(YOUR GOAL) Copy out each line of the material in which the word "icon" appears.

[Data entries]
━━━━━━━━

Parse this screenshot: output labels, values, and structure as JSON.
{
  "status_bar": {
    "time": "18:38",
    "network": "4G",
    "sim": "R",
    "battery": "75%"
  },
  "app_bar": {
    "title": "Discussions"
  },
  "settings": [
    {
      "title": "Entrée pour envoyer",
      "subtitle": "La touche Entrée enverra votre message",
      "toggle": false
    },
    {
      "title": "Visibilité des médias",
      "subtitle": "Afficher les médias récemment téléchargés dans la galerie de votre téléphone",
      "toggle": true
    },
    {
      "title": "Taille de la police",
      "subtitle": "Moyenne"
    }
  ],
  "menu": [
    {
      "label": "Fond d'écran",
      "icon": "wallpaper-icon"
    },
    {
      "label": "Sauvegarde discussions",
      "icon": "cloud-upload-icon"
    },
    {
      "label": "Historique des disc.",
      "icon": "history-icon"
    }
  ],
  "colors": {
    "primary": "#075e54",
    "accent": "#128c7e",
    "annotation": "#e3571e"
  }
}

━━━━━━━━

(SOLUTION FOR THIS TASK)
      "icon": "wallpaper-icon"
      "icon": "cloud-upload-icon"
      "icon": "history-icon"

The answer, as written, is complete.